*DATA FOR PROCESSING:*
---

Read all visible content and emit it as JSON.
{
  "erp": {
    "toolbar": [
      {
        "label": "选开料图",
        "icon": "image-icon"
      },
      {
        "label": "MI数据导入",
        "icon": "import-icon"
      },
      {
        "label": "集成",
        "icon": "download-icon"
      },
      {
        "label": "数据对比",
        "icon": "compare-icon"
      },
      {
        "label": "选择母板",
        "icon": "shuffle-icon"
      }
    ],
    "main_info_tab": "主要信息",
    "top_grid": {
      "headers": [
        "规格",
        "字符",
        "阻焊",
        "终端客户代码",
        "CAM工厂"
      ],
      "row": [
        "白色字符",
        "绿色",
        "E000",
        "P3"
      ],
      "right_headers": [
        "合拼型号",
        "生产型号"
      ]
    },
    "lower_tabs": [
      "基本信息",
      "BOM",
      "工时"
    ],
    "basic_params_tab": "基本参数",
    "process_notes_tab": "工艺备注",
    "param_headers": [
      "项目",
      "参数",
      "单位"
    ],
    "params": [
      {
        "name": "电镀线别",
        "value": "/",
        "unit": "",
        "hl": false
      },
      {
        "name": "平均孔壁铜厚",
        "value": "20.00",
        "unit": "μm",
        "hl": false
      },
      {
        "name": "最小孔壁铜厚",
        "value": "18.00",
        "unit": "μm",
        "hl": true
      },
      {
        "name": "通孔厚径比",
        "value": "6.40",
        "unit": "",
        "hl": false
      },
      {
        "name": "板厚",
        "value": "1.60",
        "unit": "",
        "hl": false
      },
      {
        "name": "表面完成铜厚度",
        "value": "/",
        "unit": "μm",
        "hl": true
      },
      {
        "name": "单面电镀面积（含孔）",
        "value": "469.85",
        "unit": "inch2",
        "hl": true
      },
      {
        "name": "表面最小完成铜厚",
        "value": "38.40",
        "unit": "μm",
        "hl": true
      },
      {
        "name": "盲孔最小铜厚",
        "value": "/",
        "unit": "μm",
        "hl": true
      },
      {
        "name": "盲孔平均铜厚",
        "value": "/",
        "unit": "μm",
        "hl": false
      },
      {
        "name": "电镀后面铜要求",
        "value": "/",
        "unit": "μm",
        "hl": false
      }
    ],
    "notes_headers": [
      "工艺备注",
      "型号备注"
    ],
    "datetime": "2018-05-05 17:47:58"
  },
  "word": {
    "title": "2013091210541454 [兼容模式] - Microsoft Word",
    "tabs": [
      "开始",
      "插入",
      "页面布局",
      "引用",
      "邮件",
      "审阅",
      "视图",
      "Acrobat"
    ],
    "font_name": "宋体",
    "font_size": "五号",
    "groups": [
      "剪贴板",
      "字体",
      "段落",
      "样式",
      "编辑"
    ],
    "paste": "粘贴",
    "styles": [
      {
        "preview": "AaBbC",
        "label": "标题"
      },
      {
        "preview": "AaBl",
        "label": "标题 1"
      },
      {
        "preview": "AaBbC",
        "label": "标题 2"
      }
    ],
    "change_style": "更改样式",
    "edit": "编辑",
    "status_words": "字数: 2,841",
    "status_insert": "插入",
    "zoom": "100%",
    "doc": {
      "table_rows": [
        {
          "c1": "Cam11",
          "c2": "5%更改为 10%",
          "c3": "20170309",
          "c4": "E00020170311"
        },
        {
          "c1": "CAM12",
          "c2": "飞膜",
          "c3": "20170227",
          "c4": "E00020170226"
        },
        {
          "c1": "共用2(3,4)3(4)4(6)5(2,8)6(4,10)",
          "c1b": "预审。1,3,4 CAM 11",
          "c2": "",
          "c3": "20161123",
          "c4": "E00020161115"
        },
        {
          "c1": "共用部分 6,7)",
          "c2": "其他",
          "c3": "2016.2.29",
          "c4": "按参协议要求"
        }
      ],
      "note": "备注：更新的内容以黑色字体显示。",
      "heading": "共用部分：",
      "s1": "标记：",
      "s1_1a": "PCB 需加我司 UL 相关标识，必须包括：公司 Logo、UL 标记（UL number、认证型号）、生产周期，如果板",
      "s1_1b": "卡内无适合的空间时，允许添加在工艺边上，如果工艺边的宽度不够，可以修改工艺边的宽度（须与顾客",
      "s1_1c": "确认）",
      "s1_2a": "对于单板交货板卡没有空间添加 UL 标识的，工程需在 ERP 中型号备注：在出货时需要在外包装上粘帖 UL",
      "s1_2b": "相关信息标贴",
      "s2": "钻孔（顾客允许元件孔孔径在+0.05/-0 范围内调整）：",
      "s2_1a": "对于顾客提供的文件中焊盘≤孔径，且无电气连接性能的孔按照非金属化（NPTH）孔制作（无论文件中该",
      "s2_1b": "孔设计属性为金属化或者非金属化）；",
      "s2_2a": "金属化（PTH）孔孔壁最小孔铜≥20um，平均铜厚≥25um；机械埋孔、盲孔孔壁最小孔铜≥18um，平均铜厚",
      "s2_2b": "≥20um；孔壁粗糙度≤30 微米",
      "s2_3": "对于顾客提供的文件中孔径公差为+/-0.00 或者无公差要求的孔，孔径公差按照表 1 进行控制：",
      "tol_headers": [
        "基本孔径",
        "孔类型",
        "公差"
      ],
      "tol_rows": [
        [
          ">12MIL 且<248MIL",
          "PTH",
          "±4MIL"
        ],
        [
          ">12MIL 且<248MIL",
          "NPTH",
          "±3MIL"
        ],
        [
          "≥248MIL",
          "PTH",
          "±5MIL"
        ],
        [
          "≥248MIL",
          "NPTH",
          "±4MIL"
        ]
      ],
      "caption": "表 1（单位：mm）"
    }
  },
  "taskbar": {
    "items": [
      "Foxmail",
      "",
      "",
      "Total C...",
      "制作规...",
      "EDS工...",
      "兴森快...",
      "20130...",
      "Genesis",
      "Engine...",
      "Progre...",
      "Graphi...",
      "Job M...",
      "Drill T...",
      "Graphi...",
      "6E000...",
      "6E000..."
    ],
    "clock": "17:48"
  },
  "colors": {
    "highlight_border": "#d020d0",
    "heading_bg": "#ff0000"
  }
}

---

*WORK INSTRUCTION:* The goal is a faithful transcription of every entry above.

*EXERCISE RESULT:*
Read all visible content and emit it as JSON.
{
  "erp": {
    "toolbar": [
      {
        "label": "选开料图",
        "icon": "image-icon"
      },
      {
        "label": "MI数据导入",
        "icon": "import-icon"
      },
      {
        "label": "集成",
        "icon": "download-icon"
      },
      {
        "label": "数据对比",
        "icon": "compare-icon"
      },
      {
        "label": "选择母板",
        "icon": "shuffle-icon"
      }
    ],
    "main_info_tab": "主要信息",
    "top_grid": {
      "headers": [
        "规格",
        "字符",
        "阻焊",
        "终端客户代码",
        "CAM工厂"
      ],
      "row": [
        "白色字符",
        "绿色",
        "E000",
        "P3"
      ],
      "right_headers": [
        "合拼型号",
        "生产型号"
      ]
    },
    "lower_tabs": [
      "基本信息",
      "BOM",
      "工时"
    ],
    "basic_params_tab": "基本参数",
    "process_notes_tab": "工艺备注",
    "param_headers": [
      "项目",
      "参数",
      "单位"
    ],
    "params": [
      {
        "name": "电镀线别",
        "value": "/",
        "unit": "",
        "hl": false
      },
      {
        "name": "平均孔壁铜厚",
        "value": "20.00",
        "unit": "μm",
        "hl": false
      },
      {
        "name": "最小孔壁铜厚",
        "value": "18.00",
        "unit": "μm",
        "hl": true
      },
      {
        "name": "通孔厚径比",
        "value": "6.40",
        "unit": "",
        "hl": false
      },
      {
        "name": "板厚",
        "value": "1.60",
        "unit": "",
        "hl": false
      },
      {
        "name": "表面完成铜厚度",
        "value": "/",
        "unit": "μm",
        "hl": true
      },
      {
        "name": "单面电镀面积（含孔）",
        "value": "469.85",
        "unit": "inch2",
        "hl": true
      },
      {
        "name": "表面最小完成铜厚",
        "value": "38.40",
        "unit": "μm",
        "hl": true
      },
      {
        "name": "盲孔最小铜厚",
        "value": "/",
        "unit": "μm",
        "hl": true
      },
      {
        "name": "盲孔平均铜厚",
        "value": "/",
        "unit": "μm",
        "hl": false
      },
      {
        "name": "电镀后面铜要求",
        "value": "/",
        "unit": "μm",
        "hl": false
      }
    ],
    "notes_headers": [
      "工艺备注",
      "型号备注"
    ],
    "datetime": "2018-05-05 17:47:58"
  },
  "word": {
    "title": "2013091210541454 [兼容模式] - Microsoft Word",
    "tabs": [
      "开始",
      "插入",
      "页面布局",
      "引用",
      "邮件",
      "审阅",
      "视图",
      "Acrobat"
    ],
    "font_name": "宋体",
    "font_size": "五号",
    "groups": [
      "剪贴板",
      "字体",
      "段落",
      "样式",
      "编辑"
    ],
    "paste": "粘贴",
    "styles": [
      {
        "preview": "AaBbC",
        "label": "标题"
      },
      {
        "preview": "AaBl",
        "label": "标题 1"
      },
      {
        "preview": "AaBbC",
        "label": "标题 2"
      }
    ],
    "change_style": "更改样式",
    "edit": "编辑",
    "status_words": "字数: 2,841",
    "status_insert": "插入",
    "zoom": "100%",
    "doc": {
      "table_rows": [
        {
          "c1": "Cam11",
          "c2": "5%更改为 10%",
          "c3": "20170309",
          "c4": "E00020170311"
        },
        {
          "c1": "CAM12",
          "c2": "飞膜",
          "c3": "20170227",
          "c4": "E00020170226"
        },
        {
          "c1": "共用2(3,4)3(4)4(6)5(2,8)6(4,10)",
          "c1b": "预审。1,3,4 CAM 11",
          "c2": "",
          "c3": "20161123",
          "c4": "E00020161115"
        },
        {
          "c1": "共用部分 6,7)",
          "c2": "其他",
          "c3": "2016.2.29",
          "c4": "按参协议要求"
        }
      ],
      "note": "备注：更新的内容以黑色字体显示。",
      "heading": "共用部分：",
      "s1": "标记：",
      "s1_1a": "PCB 需加我司 UL 相关标识，必须包括：公司 Logo、UL 标记（UL number、认证型号）、生产周期，如果板",
      "s1_1b": "卡内无适合的空间时，允许添加在工艺边上，如果工艺边的宽度不够，可以修改工艺边的宽度（须与顾客",
      "s1_1c": "确认）",
      "s1_2a": "对于单板交货板卡没有空间添加 UL 标识的，工程需在 ERP 中型号备注：在出货时需要在外包装上粘帖 UL",
      "s1_2b": "相关信息标贴",
      "s2": "钻孔（顾客允许元件孔孔径在+0.05/-0 范围内调整）：",
      "s2_1a": "对于顾客提供的文件中焊盘≤孔径，且无电气连接性能的孔按照非金属化（NPTH）孔制作（无论文件中该",
      "s2_1b": "孔设计属性为金属化或者非金属化）；",
      "s2_2a": "金属化（PTH）孔孔壁最小孔铜≥20um，平均铜厚≥25um；机械埋孔、盲孔孔壁最小孔铜≥18um，平均铜厚",
      "s2_2b": "≥20um；孔壁粗糙度≤30 微米",
      "s2_3": "对于顾客提供的文件中孔径公差为+/-0.00 或者无公差要求的孔，孔径公差按照表 1 进行控制：",
      "tol_headers": [
        "基本孔径",
        "孔类型",
        "公差"
      ],
      "tol_rows": [
        [
          ">12MIL 且<248MIL",
          "PTH",
          "±4MIL"
        ],
        [
          ">12MIL 且<248MIL",
          "NPTH",
          "±3MIL"
        ],
        [
          "≥248MIL",
          "PTH",
          "±5MIL"
        ],
        [
          "≥248MIL",
          "NPTH",
          "±4MIL"
        ]
      ],
      "caption": "表 1（单位：mm）"
    }
  },
  "taskbar": {
    "items": [
      "Foxmail",
      "",
      "",
      "Total C...",
      "制作规...",
      "EDS工...",
      "兴森快...",
      "20130...",
      "Genesis",
      "Engine...",
      "Progre...",
      "Graphi...",
      "Job M...",
      "Drill T...",
      "Graphi...",
      "6E000...",
      "6E000..."
    ],
    "clock": "17:48"
  },
  "colors": {
    "highlight_border": "#d020d0",
    "heading_bg": "#ff0000"
  }
}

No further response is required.